◆ **Exercise**: Output each line exactly as it appears, skipping any embedded picture.
-- Start Data to process --
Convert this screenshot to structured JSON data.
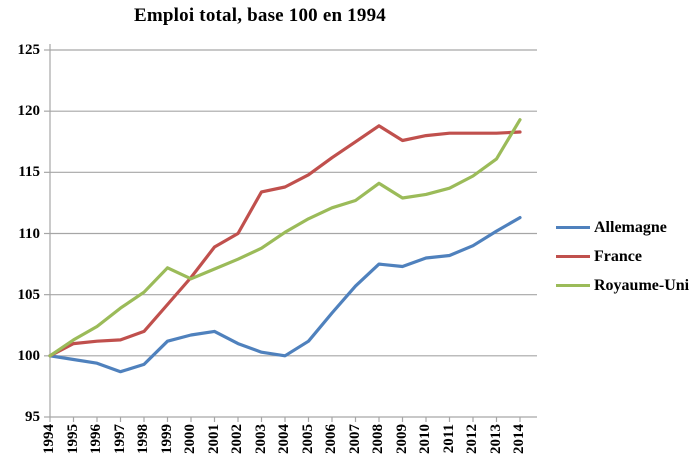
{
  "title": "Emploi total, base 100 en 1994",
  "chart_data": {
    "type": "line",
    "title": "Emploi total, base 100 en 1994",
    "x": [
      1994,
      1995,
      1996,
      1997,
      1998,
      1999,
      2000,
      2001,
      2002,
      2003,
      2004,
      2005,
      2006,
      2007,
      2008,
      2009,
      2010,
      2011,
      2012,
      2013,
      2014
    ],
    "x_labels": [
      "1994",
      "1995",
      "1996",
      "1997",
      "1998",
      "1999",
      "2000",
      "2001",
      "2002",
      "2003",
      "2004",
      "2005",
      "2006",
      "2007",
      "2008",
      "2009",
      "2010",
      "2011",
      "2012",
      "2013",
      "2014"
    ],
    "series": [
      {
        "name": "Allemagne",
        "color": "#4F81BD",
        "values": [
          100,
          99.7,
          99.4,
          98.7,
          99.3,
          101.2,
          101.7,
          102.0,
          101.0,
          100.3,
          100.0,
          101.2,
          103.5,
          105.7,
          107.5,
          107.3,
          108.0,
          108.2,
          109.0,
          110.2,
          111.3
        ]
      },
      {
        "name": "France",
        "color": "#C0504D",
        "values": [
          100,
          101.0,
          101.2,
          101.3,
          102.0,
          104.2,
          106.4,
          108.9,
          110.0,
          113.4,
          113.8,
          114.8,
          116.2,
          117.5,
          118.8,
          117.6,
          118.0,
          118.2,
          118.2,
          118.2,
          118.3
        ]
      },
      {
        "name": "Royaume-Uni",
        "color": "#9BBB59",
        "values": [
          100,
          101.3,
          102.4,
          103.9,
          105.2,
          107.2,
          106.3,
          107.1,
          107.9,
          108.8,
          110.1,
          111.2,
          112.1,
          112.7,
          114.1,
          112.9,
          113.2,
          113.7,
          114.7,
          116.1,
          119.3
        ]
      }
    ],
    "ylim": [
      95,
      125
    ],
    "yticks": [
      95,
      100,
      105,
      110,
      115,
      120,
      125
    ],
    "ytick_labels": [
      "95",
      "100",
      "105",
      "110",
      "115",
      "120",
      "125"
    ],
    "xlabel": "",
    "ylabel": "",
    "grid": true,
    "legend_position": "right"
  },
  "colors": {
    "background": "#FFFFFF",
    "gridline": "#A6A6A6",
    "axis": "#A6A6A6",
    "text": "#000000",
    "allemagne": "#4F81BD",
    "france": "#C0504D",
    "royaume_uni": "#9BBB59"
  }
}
-- End Data to process --
◆ **Result of this task**:
Convert this screenshot to structured JSON data.
{
  "title": "Emploi total, base 100 en 1994",
  "chart_data": {
    "type": "line",
    "title": "Emploi total, base 100 en 1994",
    "x": [
      1994,
      1995,
      1996,
      1997,
      1998,
      1999,
      2000,
      2001,
      2002,
      2003,
      2004,
      2005,
      2006,
      2007,
      2008,
      2009,
      2010,
      2011,
      2012,
      2013,
      2014
    ],
    "x_labels": [
      "1994",
      "1995",
      "1996",
      "1997",
      "1998",
      "1999",
      "2000",
      "2001",
      "2002",
      "2003",
      "2004",
      "2005",
      "2006",
      "2007",
      "2008",
      "2009",
      "2010",
      "2011",
      "2012",
      "2013",
      "2014"
    ],
    "series": [
      {
        "name": "Allemagne",
        "color": "#4F81BD",
        "values": [
          100,
          99.7,
          99.4,
          98.7,
          99.3,
          101.2,
          101.7,
          102.0,
          101.0,
          100.3,
          100.0,
          101.2,
          103.5,
          105.7,
          107.5,
          107.3,
          108.0,
          108.2,
          109.0,
          110.2,
          111.3
        ]
      },
      {
        "name": "France",
        "color": "#C0504D",
        "values": [
          100,
          101.0,
          101.2,
          101.3,
          102.0,
          104.2,
          106.4,
          108.9,
          110.0,
          113.4,
          113.8,
          114.8,
          116.2,
          117.5,
          118.8,
          117.6,
          118.0,
          118.2,
          118.2,
          118.2,
          118.3
        ]
      },
      {
        "name": "Royaume-Uni",
        "color": "#9BBB59",
        "values": [
          100,
          101.3,
          102.4,
          103.9,
          105.2,
          107.2,
          106.3,
          107.1,
          107.9,
          108.8,
          110.1,
          111.2,
          112.1,
          112.7,
          114.1,
          112.9,
          113.2,
          113.7,
          114.7,
          116.1,
          119.3
        ]
      }
    ],
    "ylim": [
      95,
      125
    ],
    "yticks": [
      95,
      100,
      105,
      110,
      115,
      120,
      125
    ],
    "ytick_labels": [
      "95",
      "100",
      "105",
      "110",
      "115",
      "120",
      "125"
    ],
    "xlabel": "",
    "ylabel": "",
    "grid": true,
    "legend_position": "right"
  },
  "colors": {
    "background": "#FFFFFF",
    "gridline": "#A6A6A6",
    "axis": "#A6A6A6",
    "text": "#000000",
    "allemagne": "#4F81BD",
    "france": "#C0504D",
    "royaume_uni": "#9BBB59"
  }
}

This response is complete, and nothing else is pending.